▸ **WHAT THE EXERCISE ASKS**: Gather all lines containing the string "this" and copy them out.

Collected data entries
□ □ □ □ □ □ □
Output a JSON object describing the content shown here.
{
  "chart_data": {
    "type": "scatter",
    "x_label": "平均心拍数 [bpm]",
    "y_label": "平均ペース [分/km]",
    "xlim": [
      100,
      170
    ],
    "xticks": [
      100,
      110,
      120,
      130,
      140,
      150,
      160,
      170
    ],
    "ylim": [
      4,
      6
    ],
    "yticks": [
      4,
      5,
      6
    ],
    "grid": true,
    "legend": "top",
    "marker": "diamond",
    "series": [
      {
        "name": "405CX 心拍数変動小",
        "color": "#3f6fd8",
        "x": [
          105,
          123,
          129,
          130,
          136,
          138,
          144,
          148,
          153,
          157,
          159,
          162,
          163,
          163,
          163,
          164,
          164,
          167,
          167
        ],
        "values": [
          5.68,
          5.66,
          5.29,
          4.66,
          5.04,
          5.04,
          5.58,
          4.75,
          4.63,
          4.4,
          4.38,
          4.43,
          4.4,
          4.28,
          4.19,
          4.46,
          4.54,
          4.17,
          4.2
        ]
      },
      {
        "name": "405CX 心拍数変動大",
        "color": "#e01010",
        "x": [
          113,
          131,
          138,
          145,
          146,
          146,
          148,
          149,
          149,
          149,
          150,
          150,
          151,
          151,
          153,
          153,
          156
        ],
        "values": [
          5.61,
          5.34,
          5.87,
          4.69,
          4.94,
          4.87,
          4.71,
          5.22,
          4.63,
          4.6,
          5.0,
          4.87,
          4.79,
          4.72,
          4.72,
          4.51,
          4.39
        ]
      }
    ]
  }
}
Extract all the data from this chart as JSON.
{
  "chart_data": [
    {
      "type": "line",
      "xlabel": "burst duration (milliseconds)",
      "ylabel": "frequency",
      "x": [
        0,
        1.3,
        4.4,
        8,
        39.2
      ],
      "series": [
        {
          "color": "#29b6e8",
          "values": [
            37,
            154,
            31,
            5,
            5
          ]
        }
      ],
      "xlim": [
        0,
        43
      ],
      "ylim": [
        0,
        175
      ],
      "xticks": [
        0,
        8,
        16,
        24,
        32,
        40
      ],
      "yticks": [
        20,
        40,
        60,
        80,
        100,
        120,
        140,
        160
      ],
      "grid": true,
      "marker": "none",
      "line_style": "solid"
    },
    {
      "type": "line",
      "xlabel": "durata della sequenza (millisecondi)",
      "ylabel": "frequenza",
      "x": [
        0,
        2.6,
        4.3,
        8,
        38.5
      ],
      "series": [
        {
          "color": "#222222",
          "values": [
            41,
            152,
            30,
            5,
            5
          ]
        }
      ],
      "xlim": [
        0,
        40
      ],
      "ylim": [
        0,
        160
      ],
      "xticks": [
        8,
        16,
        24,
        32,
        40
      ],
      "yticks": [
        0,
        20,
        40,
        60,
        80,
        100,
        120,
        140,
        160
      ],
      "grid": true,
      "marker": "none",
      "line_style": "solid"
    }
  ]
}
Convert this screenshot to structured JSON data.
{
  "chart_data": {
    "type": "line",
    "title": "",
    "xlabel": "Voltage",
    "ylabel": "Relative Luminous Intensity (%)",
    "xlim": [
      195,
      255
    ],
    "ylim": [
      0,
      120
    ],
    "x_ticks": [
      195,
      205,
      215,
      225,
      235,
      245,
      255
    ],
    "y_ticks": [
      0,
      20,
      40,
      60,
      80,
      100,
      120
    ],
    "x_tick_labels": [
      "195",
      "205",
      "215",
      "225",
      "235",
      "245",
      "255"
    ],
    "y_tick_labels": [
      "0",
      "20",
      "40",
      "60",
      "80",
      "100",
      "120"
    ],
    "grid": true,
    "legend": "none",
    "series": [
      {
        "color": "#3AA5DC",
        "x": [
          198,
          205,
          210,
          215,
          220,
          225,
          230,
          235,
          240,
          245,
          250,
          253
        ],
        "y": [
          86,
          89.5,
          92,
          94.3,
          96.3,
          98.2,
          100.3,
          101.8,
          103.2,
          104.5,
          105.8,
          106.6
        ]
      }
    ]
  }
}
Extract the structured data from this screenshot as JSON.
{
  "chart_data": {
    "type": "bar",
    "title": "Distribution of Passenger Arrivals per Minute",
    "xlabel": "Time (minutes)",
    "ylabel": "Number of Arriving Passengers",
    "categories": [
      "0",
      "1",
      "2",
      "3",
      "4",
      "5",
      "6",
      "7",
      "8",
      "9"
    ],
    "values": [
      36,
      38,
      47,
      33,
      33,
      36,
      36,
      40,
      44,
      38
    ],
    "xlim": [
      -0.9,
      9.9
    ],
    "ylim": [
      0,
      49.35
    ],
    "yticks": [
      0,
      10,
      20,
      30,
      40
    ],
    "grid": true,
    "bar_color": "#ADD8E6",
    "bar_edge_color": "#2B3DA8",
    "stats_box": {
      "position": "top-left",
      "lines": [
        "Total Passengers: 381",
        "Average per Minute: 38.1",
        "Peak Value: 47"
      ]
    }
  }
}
□ □ □ □ □ □ □
▸ **TASK OUTPUT**:
Extract all the data from this chart as JSON.
Convert this screenshot to structured JSON data.
Extract the structured data from this screenshot as JSON.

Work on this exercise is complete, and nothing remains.